Task details:
Locate the word "this" in the data below, then copy every line that holds it.
------------------------------------------------
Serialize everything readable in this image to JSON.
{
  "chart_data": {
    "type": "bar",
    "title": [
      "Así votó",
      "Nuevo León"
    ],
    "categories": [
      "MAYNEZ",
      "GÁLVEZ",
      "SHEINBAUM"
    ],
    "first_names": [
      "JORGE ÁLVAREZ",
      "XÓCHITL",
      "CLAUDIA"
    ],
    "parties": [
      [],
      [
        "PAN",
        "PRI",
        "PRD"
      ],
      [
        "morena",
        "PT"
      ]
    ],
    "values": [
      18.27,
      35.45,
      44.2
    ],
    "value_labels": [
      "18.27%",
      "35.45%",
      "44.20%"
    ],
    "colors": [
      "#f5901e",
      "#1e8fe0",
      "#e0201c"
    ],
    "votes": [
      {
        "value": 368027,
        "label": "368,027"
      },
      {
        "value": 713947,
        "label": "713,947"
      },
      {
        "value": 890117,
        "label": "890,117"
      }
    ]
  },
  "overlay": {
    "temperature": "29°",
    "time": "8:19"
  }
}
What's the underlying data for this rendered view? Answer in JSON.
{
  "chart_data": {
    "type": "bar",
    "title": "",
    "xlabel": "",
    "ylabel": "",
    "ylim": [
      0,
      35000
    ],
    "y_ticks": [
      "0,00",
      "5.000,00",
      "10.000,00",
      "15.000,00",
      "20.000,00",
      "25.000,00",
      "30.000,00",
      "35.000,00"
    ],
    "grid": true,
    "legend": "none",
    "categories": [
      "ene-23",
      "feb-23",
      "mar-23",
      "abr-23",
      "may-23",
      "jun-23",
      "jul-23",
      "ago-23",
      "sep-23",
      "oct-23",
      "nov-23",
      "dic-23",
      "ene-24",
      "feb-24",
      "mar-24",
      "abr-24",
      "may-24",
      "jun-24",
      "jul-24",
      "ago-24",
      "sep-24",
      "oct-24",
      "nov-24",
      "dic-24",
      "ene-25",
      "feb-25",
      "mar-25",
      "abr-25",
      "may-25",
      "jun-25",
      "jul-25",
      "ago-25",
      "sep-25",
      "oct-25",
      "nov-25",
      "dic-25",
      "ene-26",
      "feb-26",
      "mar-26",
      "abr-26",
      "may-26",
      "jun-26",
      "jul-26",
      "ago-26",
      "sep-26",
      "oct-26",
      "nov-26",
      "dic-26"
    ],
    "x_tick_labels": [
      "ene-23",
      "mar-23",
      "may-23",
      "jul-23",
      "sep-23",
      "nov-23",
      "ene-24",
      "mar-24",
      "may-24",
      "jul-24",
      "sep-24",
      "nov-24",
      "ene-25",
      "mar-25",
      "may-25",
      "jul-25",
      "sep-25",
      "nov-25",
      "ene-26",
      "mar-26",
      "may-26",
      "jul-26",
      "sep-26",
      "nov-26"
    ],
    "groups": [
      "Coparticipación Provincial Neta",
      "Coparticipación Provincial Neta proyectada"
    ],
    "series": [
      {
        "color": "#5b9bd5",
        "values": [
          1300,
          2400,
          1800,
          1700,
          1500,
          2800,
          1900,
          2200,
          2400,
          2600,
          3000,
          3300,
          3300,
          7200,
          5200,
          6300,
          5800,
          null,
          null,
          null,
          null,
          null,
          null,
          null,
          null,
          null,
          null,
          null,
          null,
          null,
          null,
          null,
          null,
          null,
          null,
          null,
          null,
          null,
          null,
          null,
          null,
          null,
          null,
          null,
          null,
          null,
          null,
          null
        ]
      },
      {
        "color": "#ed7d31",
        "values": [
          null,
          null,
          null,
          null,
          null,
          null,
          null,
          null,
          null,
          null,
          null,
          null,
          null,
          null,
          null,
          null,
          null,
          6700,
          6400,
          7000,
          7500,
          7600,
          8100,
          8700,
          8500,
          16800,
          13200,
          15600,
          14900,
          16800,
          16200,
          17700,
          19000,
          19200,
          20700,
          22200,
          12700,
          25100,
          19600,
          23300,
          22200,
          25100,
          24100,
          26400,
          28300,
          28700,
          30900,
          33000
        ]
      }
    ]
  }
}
------------------------------------------------
Answer to the problem:
Serialize everything readable in this image to JSON.
What's the underlying data for this rendered view? Answer in JSON.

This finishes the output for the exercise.